A run of records:
● ● ●
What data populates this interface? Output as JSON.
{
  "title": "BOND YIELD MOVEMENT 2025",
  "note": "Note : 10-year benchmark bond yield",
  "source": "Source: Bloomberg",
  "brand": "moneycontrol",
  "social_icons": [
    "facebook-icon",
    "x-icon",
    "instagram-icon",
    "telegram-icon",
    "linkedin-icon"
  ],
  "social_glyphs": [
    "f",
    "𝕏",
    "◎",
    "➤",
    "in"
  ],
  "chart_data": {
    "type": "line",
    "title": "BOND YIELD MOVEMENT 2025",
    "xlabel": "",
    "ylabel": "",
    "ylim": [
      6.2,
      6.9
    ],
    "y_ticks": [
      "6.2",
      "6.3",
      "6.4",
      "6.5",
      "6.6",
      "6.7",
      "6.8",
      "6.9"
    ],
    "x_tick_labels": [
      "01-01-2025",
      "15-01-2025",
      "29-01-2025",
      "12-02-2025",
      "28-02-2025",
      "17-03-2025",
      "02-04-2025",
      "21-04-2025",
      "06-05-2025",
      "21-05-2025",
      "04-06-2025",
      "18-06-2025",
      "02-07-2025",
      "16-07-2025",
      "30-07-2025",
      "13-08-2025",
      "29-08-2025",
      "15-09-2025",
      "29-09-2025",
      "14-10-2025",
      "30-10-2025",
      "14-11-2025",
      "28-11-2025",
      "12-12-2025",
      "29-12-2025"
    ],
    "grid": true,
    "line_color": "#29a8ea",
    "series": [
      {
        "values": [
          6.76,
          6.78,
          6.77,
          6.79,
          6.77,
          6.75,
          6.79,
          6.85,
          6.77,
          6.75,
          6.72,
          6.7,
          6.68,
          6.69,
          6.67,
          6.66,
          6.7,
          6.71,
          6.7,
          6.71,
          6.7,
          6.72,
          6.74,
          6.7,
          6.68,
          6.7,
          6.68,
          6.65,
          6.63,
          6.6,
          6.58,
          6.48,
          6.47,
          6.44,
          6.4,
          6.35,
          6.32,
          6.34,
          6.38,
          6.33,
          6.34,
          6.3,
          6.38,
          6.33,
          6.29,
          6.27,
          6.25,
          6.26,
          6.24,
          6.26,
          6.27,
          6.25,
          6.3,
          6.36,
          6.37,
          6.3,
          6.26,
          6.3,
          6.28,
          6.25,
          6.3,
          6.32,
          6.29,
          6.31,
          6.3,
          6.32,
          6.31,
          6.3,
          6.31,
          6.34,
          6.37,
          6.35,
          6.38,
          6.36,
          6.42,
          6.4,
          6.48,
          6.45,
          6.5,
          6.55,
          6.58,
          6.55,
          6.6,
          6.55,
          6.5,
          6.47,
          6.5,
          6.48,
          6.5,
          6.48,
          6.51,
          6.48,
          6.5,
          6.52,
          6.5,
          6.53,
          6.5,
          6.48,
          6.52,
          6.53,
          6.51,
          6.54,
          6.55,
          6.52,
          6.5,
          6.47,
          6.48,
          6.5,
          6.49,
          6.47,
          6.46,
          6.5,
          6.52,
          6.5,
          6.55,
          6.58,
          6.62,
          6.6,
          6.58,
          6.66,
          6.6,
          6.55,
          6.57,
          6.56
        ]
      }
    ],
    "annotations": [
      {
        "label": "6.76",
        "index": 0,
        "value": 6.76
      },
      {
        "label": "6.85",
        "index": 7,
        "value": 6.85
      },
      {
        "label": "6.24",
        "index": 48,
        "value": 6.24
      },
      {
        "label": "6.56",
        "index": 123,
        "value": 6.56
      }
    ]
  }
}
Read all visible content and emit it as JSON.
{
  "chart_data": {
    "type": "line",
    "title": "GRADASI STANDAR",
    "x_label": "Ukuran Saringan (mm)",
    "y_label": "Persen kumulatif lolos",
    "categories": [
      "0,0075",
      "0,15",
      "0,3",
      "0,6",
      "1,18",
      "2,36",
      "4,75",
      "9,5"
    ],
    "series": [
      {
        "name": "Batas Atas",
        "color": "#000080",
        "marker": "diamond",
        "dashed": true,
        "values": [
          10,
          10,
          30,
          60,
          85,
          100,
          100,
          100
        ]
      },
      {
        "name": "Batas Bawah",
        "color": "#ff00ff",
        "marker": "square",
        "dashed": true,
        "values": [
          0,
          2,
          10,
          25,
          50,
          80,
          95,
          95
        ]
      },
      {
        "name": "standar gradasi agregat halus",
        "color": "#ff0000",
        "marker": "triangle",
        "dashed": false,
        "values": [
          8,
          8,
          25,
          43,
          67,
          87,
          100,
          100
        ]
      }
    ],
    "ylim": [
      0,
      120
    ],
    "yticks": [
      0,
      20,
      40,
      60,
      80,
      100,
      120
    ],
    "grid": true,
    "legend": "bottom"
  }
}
● ● ●
Problem description:
Look through the entries above; copy every line holding the string "title".

Answer:
  "title": "BOND YIELD MOVEMENT 2025",
    "title": "BOND YIELD MOVEMENT 2025",
    "title": "GRADASI STANDAR",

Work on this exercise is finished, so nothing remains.